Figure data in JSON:
┄┄┄┄┄┄
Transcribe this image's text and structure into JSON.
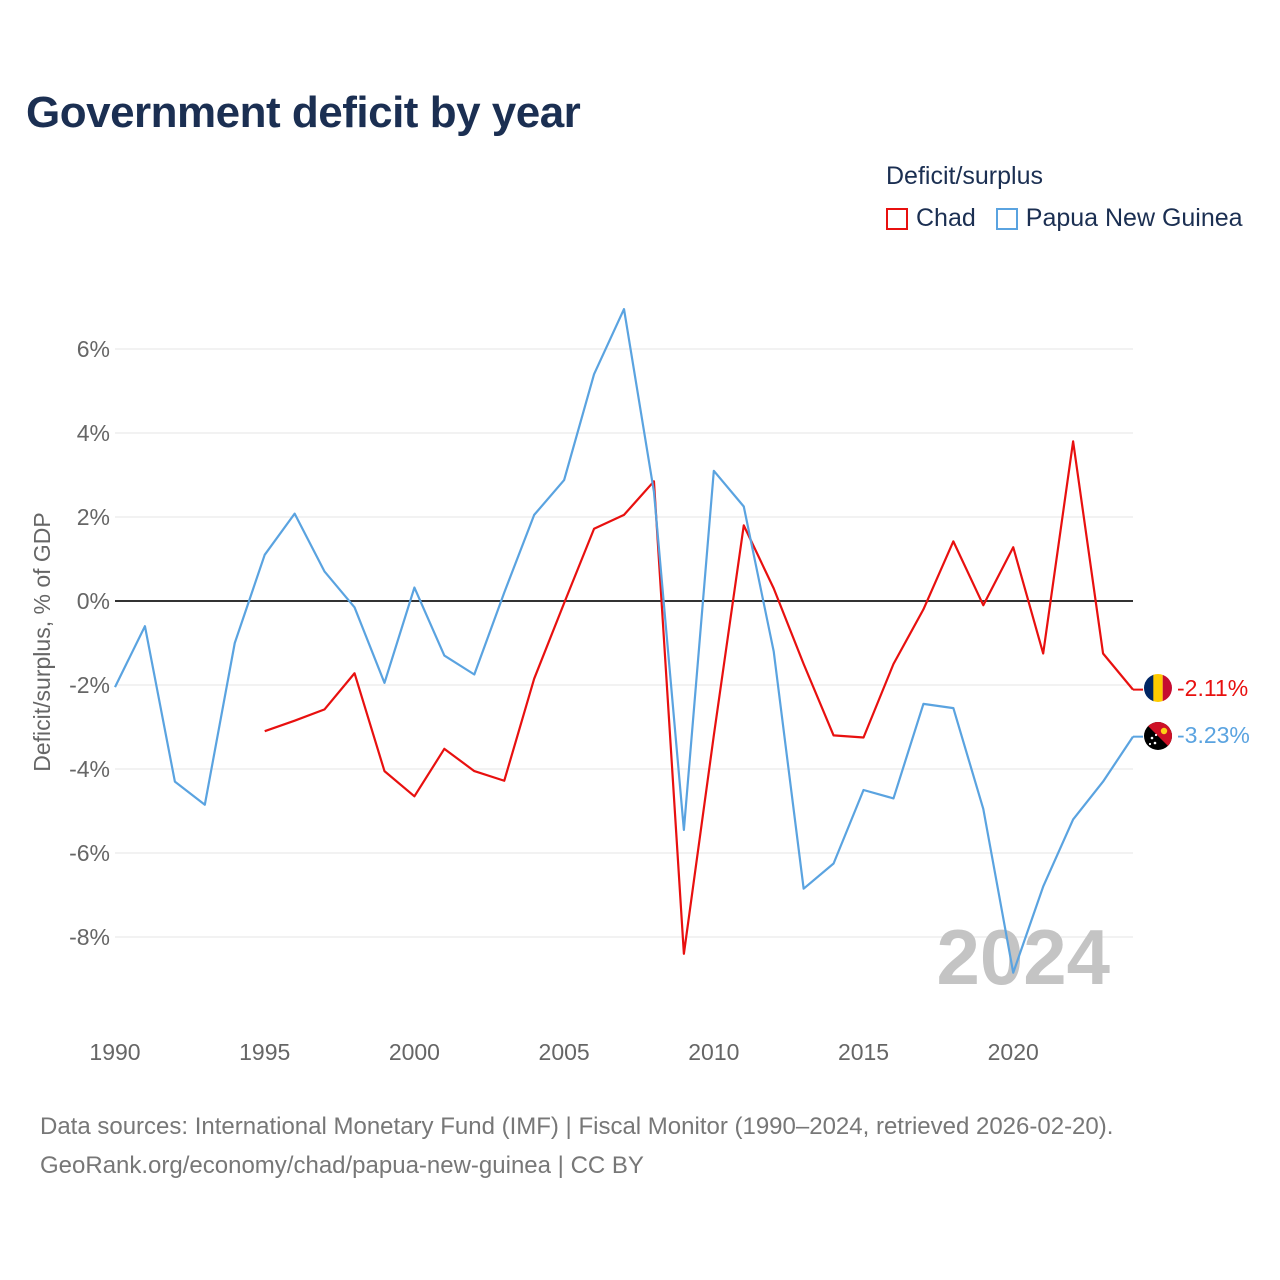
{
  "header": {
    "title": "Government deficit by year"
  },
  "legend": {
    "title": "Deficit/surplus",
    "items": [
      {
        "label": "Chad",
        "color": "#e8100f"
      },
      {
        "label": "Papua New Guinea",
        "color": "#5aa3e0"
      }
    ]
  },
  "watermark_year": "2024",
  "source": {
    "line1": "Data sources: International Monetary Fund (IMF) | Fiscal Monitor (1990–2024, retrieved 2026-02-20).",
    "line2": "GeoRank.org/economy/chad/papua-new-guinea | CC BY"
  },
  "chart_data": {
    "type": "line",
    "title": "Government deficit by year",
    "xlabel": "",
    "ylabel": "Deficit/surplus, % of GDP",
    "xlim": [
      1990,
      2024
    ],
    "ylim": [
      -10,
      7.5
    ],
    "x_ticks": [
      1990,
      1995,
      2000,
      2005,
      2010,
      2015,
      2020
    ],
    "y_ticks": [
      6,
      4,
      2,
      0,
      -2,
      -4,
      -6,
      -8
    ],
    "y_tick_labels": [
      "6%",
      "4%",
      "2%",
      "0%",
      "-2%",
      "-4%",
      "-6%",
      "-8%"
    ],
    "x_tick_labels": [
      "1990",
      "1995",
      "2000",
      "2005",
      "2010",
      "2015",
      "2020"
    ],
    "series": [
      {
        "name": "Chad",
        "color": "#e8100f",
        "end_label": "-2.11%",
        "points": [
          [
            1995,
            -3.1
          ],
          [
            1996,
            -2.85
          ],
          [
            1997,
            -2.58
          ],
          [
            1998,
            -1.72
          ],
          [
            1999,
            -4.05
          ],
          [
            2000,
            -4.65
          ],
          [
            2001,
            -3.52
          ],
          [
            2002,
            -4.05
          ],
          [
            2003,
            -4.28
          ],
          [
            2004,
            -1.85
          ],
          [
            2005,
            -0.05
          ],
          [
            2006,
            1.72
          ],
          [
            2007,
            2.05
          ],
          [
            2008,
            2.85
          ],
          [
            2009,
            -8.4
          ],
          [
            2010,
            -3.2
          ],
          [
            2011,
            1.8
          ],
          [
            2012,
            0.3
          ],
          [
            2013,
            -1.5
          ],
          [
            2014,
            -3.2
          ],
          [
            2015,
            -3.25
          ],
          [
            2016,
            -1.5
          ],
          [
            2017,
            -0.2
          ],
          [
            2018,
            1.42
          ],
          [
            2019,
            -0.1
          ],
          [
            2020,
            1.28
          ],
          [
            2021,
            -1.25
          ],
          [
            2022,
            3.8
          ],
          [
            2023,
            -1.25
          ],
          [
            2024,
            -2.11
          ]
        ]
      },
      {
        "name": "Papua New Guinea",
        "color": "#5aa3e0",
        "end_label": "-3.23%",
        "points": [
          [
            1990,
            -2.05
          ],
          [
            1991,
            -0.6
          ],
          [
            1992,
            -4.3
          ],
          [
            1993,
            -4.85
          ],
          [
            1994,
            -1.0
          ],
          [
            1995,
            1.1
          ],
          [
            1996,
            2.08
          ],
          [
            1997,
            0.7
          ],
          [
            1998,
            -0.15
          ],
          [
            1999,
            -1.95
          ],
          [
            2000,
            0.32
          ],
          [
            2001,
            -1.3
          ],
          [
            2002,
            -1.75
          ],
          [
            2003,
            0.2
          ],
          [
            2004,
            2.05
          ],
          [
            2005,
            2.88
          ],
          [
            2006,
            5.4
          ],
          [
            2007,
            6.95
          ],
          [
            2008,
            2.6
          ],
          [
            2009,
            -5.45
          ],
          [
            2010,
            3.1
          ],
          [
            2011,
            2.25
          ],
          [
            2012,
            -1.2
          ],
          [
            2013,
            -6.85
          ],
          [
            2014,
            -6.25
          ],
          [
            2015,
            -4.5
          ],
          [
            2016,
            -4.7
          ],
          [
            2017,
            -2.45
          ],
          [
            2018,
            -2.55
          ],
          [
            2019,
            -4.95
          ],
          [
            2020,
            -8.85
          ],
          [
            2021,
            -6.8
          ],
          [
            2022,
            -5.2
          ],
          [
            2023,
            -4.3
          ],
          [
            2024,
            -3.23
          ]
        ]
      }
    ]
  }
}
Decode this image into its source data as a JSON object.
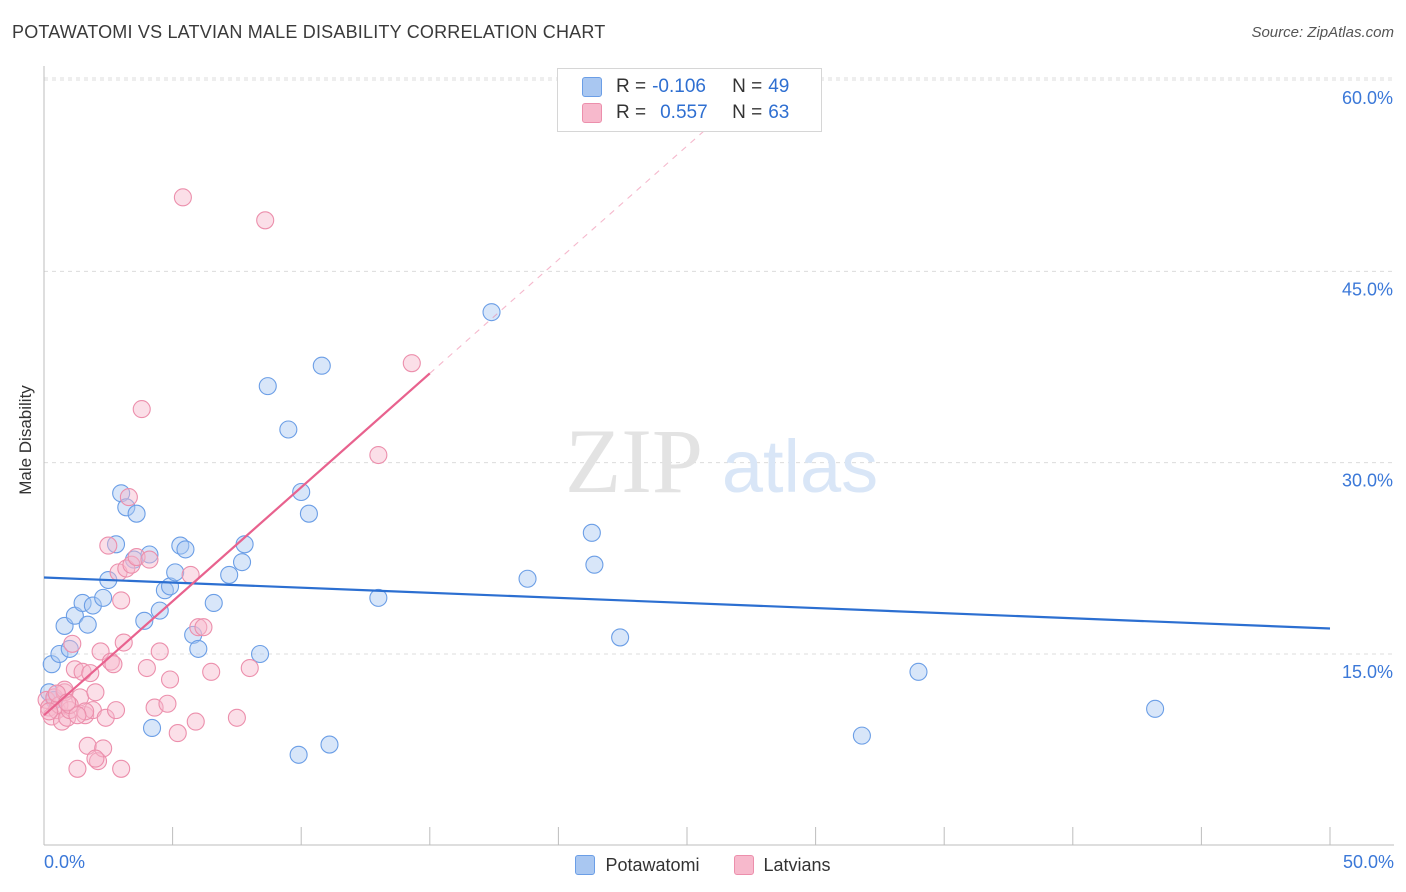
┄┄┄┄┄┄
Given task: Repeat the data exactly, excluding the pictures.

Exercise output:
Transcribe this image's text and structure into JSON.
{
  "header": {
    "title": "Government deficit by year"
  },
  "legend": {
    "title": "Deficit/surplus",
    "items": [
      {
        "label": "Chad",
        "color": "#e8100f"
      },
      {
        "label": "Papua New Guinea",
        "color": "#5aa3e0"
      }
    ]
  },
  "watermark_year": "2024",
  "source": {
    "line1": "Data sources: International Monetary Fund (IMF) | Fiscal Monitor (1990–2024, retrieved 2026-02-20).",
    "line2": "GeoRank.org/economy/chad/papua-new-guinea | CC BY"
  },
  "chart_data": {
    "type": "line",
    "title": "Government deficit by year",
    "xlabel": "",
    "ylabel": "Deficit/surplus, % of GDP",
    "xlim": [
      1990,
      2024
    ],
    "ylim": [
      -10,
      7.5
    ],
    "x_ticks": [
      1990,
      1995,
      2000,
      2005,
      2010,
      2015,
      2020
    ],
    "y_ticks": [
      6,
      4,
      2,
      0,
      -2,
      -4,
      -6,
      -8
    ],
    "y_tick_labels": [
      "6%",
      "4%",
      "2%",
      "0%",
      "-2%",
      "-4%",
      "-6%",
      "-8%"
    ],
    "x_tick_labels": [
      "1990",
      "1995",
      "2000",
      "2005",
      "2010",
      "2015",
      "2020"
    ],
    "series": [
      {
        "name": "Chad",
        "color": "#e8100f",
        "end_label": "-2.11%",
        "points": [
          [
            1995,
            -3.1
          ],
          [
            1996,
            -2.85
          ],
          [
            1997,
            -2.58
          ],
          [
            1998,
            -1.72
          ],
          [
            1999,
            -4.05
          ],
          [
            2000,
            -4.65
          ],
          [
            2001,
            -3.52
          ],
          [
            2002,
            -4.05
          ],
          [
            2003,
            -4.28
          ],
          [
            2004,
            -1.85
          ],
          [
            2005,
            -0.05
          ],
          [
            2006,
            1.72
          ],
          [
            2007,
            2.05
          ],
          [
            2008,
            2.85
          ],
          [
            2009,
            -8.4
          ],
          [
            2010,
            -3.2
          ],
          [
            2011,
            1.8
          ],
          [
            2012,
            0.3
          ],
          [
            2013,
            -1.5
          ],
          [
            2014,
            -3.2
          ],
          [
            2015,
            -3.25
          ],
          [
            2016,
            -1.5
          ],
          [
            2017,
            -0.2
          ],
          [
            2018,
            1.42
          ],
          [
            2019,
            -0.1
          ],
          [
            2020,
            1.28
          ],
          [
            2021,
            -1.25
          ],
          [
            2022,
            3.8
          ],
          [
            2023,
            -1.25
          ],
          [
            2024,
            -2.11
          ]
        ]
      },
      {
        "name": "Papua New Guinea",
        "color": "#5aa3e0",
        "end_label": "-3.23%",
        "points": [
          [
            1990,
            -2.05
          ],
          [
            1991,
            -0.6
          ],
          [
            1992,
            -4.3
          ],
          [
            1993,
            -4.85
          ],
          [
            1994,
            -1.0
          ],
          [
            1995,
            1.1
          ],
          [
            1996,
            2.08
          ],
          [
            1997,
            0.7
          ],
          [
            1998,
            -0.15
          ],
          [
            1999,
            -1.95
          ],
          [
            2000,
            0.32
          ],
          [
            2001,
            -1.3
          ],
          [
            2002,
            -1.75
          ],
          [
            2003,
            0.2
          ],
          [
            2004,
            2.05
          ],
          [
            2005,
            2.88
          ],
          [
            2006,
            5.4
          ],
          [
            2007,
            6.95
          ],
          [
            2008,
            2.6
          ],
          [
            2009,
            -5.45
          ],
          [
            2010,
            3.1
          ],
          [
            2011,
            2.25
          ],
          [
            2012,
            -1.2
          ],
          [
            2013,
            -6.85
          ],
          [
            2014,
            -6.25
          ],
          [
            2015,
            -4.5
          ],
          [
            2016,
            -4.7
          ],
          [
            2017,
            -2.45
          ],
          [
            2018,
            -2.55
          ],
          [
            2019,
            -4.95
          ],
          [
            2020,
            -8.85
          ],
          [
            2021,
            -6.8
          ],
          [
            2022,
            -5.2
          ],
          [
            2023,
            -4.3
          ],
          [
            2024,
            -3.23
          ]
        ]
      }
    ]
  }
}
Decode this image into its source data as a JSON object.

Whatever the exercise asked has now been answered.